=== Data shown ===

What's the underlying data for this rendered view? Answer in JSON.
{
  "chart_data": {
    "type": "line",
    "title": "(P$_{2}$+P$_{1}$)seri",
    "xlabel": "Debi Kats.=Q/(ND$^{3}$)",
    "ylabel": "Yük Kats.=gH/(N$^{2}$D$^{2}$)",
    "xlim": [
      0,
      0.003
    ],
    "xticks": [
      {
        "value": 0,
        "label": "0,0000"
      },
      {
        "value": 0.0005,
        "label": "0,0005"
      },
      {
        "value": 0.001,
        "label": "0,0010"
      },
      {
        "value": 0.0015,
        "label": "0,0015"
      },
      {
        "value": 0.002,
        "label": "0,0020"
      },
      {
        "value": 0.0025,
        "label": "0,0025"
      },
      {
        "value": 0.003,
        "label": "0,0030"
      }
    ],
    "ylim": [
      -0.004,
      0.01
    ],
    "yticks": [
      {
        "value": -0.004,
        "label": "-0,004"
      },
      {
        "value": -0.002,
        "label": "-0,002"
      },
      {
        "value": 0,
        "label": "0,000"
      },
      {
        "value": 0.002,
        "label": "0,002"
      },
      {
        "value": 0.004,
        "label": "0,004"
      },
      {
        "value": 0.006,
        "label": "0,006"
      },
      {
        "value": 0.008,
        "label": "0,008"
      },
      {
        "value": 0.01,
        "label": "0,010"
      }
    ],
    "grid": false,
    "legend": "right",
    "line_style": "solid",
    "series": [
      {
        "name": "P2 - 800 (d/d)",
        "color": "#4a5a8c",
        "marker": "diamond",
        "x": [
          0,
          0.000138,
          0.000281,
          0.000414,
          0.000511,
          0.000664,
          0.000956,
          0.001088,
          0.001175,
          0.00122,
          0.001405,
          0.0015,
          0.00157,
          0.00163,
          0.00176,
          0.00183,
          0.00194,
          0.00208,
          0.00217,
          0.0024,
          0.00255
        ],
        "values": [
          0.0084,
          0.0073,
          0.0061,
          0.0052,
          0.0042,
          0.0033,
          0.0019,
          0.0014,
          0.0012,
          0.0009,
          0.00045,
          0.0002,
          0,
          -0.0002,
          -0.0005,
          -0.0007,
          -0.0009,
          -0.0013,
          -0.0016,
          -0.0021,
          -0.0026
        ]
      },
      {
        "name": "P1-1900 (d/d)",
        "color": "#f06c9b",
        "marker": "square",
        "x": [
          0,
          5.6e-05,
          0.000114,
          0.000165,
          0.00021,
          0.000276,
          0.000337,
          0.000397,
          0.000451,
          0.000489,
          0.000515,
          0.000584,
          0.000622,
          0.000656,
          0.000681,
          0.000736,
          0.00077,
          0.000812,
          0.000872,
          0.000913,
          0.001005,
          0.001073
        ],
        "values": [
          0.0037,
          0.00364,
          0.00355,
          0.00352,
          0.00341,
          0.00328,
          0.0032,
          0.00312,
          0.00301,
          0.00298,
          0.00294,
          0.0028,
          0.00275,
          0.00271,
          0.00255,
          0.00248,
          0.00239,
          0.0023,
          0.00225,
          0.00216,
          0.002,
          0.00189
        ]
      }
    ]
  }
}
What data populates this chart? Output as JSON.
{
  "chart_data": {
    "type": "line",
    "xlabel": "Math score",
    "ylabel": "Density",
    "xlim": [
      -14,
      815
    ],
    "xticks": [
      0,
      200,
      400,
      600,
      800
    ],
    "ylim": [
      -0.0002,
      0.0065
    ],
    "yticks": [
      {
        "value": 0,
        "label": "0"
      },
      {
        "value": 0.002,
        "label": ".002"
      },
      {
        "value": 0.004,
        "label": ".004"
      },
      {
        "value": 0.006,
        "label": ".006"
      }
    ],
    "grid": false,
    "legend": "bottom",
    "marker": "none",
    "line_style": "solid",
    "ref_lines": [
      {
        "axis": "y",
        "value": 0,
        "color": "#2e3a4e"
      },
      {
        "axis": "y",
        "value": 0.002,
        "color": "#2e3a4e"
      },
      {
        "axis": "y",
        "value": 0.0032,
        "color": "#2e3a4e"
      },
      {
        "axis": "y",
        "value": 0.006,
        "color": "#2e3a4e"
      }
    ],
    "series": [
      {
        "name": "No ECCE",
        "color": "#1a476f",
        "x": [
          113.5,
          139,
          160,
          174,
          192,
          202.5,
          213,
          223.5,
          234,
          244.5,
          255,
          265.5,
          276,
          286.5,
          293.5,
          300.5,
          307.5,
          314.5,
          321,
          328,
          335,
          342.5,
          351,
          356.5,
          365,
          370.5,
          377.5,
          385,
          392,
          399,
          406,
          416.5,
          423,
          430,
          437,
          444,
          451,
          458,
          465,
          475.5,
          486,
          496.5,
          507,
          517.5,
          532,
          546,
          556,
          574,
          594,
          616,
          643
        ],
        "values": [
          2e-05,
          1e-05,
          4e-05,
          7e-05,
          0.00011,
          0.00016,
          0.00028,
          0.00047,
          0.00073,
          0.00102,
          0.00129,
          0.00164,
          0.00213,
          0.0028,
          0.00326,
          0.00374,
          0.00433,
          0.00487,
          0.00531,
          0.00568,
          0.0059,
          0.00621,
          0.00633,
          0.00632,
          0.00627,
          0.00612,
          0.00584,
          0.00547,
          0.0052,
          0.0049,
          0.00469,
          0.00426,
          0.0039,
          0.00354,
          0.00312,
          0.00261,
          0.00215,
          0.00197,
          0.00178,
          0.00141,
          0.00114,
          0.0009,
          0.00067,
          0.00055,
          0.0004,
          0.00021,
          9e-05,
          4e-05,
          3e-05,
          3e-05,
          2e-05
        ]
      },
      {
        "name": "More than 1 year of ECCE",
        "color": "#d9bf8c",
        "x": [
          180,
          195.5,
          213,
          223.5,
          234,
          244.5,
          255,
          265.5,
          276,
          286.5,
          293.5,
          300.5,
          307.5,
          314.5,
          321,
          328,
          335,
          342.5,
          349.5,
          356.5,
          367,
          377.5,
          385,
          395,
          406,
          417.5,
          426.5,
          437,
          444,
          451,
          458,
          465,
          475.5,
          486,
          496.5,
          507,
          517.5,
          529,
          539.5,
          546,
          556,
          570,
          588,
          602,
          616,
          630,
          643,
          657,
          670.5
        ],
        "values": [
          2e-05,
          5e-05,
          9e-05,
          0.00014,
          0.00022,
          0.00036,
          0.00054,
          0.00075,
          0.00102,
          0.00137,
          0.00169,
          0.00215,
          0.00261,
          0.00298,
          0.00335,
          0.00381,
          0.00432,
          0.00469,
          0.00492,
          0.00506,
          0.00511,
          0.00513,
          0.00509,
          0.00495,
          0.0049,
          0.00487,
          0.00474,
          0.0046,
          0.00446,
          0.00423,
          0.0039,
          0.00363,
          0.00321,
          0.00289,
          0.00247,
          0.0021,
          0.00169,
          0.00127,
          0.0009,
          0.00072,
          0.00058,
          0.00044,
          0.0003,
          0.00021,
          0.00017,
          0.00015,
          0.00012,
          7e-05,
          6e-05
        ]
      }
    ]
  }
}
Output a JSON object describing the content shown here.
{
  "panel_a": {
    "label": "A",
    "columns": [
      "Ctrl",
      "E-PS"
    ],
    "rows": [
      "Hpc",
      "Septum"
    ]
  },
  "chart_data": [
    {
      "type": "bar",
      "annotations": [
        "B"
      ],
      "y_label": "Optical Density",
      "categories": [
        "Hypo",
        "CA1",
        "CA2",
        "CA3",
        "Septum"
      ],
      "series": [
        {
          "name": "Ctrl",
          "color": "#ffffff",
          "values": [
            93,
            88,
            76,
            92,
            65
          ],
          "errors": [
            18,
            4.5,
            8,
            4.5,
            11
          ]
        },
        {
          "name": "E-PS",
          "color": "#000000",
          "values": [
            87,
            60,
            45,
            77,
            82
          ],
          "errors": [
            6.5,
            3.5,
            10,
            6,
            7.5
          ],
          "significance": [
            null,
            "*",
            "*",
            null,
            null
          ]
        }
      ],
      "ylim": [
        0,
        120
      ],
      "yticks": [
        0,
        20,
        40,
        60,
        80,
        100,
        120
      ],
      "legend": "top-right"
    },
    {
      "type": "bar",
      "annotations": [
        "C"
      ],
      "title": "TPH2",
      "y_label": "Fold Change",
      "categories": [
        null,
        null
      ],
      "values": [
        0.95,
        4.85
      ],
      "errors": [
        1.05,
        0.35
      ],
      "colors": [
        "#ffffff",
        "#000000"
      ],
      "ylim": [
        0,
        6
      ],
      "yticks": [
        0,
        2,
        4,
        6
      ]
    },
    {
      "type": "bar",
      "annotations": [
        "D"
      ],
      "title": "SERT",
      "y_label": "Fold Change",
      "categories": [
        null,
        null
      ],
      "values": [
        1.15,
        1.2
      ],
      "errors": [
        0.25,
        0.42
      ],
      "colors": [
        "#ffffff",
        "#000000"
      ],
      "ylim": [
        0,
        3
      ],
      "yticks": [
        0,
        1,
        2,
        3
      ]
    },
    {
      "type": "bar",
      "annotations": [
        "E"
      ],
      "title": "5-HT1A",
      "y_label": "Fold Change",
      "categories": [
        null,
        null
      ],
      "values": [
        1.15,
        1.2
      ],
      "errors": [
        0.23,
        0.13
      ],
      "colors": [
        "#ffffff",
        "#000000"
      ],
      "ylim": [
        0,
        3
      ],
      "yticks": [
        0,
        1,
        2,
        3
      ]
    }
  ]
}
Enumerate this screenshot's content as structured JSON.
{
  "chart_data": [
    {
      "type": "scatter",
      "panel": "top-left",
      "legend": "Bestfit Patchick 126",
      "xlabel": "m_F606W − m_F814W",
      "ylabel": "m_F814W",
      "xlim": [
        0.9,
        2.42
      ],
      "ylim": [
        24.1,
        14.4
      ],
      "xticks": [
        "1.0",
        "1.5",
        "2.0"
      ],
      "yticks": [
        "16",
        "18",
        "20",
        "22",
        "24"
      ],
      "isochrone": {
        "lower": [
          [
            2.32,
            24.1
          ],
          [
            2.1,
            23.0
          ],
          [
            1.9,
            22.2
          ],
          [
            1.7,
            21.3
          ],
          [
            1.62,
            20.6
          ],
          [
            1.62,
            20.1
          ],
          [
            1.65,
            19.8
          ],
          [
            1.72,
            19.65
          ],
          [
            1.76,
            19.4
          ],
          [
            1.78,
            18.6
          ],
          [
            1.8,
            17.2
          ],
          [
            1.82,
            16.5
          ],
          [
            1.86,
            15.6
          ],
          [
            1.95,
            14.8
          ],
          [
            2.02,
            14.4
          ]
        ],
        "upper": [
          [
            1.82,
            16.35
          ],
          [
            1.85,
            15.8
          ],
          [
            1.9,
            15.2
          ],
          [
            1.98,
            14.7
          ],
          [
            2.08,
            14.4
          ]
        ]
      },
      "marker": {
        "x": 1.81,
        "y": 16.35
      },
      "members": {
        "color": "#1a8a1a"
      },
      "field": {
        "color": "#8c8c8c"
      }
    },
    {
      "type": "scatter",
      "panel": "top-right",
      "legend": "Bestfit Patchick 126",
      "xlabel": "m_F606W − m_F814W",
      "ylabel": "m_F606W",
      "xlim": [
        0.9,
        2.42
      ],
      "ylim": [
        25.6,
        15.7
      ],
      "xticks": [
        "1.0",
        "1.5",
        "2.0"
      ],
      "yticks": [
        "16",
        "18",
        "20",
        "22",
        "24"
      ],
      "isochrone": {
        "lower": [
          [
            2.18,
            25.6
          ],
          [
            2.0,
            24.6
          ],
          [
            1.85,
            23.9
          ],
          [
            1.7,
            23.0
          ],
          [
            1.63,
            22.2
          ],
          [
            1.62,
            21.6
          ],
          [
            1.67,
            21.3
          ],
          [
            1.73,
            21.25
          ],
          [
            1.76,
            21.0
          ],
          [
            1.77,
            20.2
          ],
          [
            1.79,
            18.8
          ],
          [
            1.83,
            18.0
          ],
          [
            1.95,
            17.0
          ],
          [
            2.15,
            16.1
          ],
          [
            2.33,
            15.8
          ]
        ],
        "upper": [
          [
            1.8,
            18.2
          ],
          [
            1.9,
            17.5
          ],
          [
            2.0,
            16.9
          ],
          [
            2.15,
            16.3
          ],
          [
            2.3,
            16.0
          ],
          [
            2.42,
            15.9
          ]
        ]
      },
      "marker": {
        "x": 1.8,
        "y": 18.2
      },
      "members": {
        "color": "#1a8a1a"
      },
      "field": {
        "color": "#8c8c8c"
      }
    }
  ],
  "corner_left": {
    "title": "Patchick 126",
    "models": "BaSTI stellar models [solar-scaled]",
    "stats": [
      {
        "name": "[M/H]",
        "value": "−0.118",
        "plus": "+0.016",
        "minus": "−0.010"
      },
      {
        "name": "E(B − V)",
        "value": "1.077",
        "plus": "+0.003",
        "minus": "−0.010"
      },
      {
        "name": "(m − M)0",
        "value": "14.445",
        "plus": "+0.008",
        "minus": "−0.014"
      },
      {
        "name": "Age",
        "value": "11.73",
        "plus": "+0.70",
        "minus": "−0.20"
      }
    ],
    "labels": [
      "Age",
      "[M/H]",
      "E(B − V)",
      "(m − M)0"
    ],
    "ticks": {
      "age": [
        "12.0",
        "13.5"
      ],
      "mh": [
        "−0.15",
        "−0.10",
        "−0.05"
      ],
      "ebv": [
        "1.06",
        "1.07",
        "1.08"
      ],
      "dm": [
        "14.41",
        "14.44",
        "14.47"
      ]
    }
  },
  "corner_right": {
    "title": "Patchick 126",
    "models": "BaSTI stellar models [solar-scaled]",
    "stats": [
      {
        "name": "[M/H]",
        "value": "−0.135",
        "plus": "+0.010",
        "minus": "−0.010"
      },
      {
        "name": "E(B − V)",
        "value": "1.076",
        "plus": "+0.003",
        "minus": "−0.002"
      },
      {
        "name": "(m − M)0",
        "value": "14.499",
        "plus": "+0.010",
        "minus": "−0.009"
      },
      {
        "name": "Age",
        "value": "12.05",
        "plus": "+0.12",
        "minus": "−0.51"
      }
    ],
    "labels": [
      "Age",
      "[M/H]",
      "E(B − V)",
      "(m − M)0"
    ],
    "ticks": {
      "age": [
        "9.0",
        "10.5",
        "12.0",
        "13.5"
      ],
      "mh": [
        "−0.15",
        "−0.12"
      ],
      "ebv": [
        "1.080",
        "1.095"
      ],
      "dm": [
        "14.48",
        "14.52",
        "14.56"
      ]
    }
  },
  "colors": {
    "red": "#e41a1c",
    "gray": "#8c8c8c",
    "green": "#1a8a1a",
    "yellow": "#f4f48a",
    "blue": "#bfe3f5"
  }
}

===

Exercise aim:
Copy out every line from the material above in which the word "content" appears.

Answer to the task:
Output a JSON object describing the content shown here.
Enumerate this screenshot's content as structured JSON.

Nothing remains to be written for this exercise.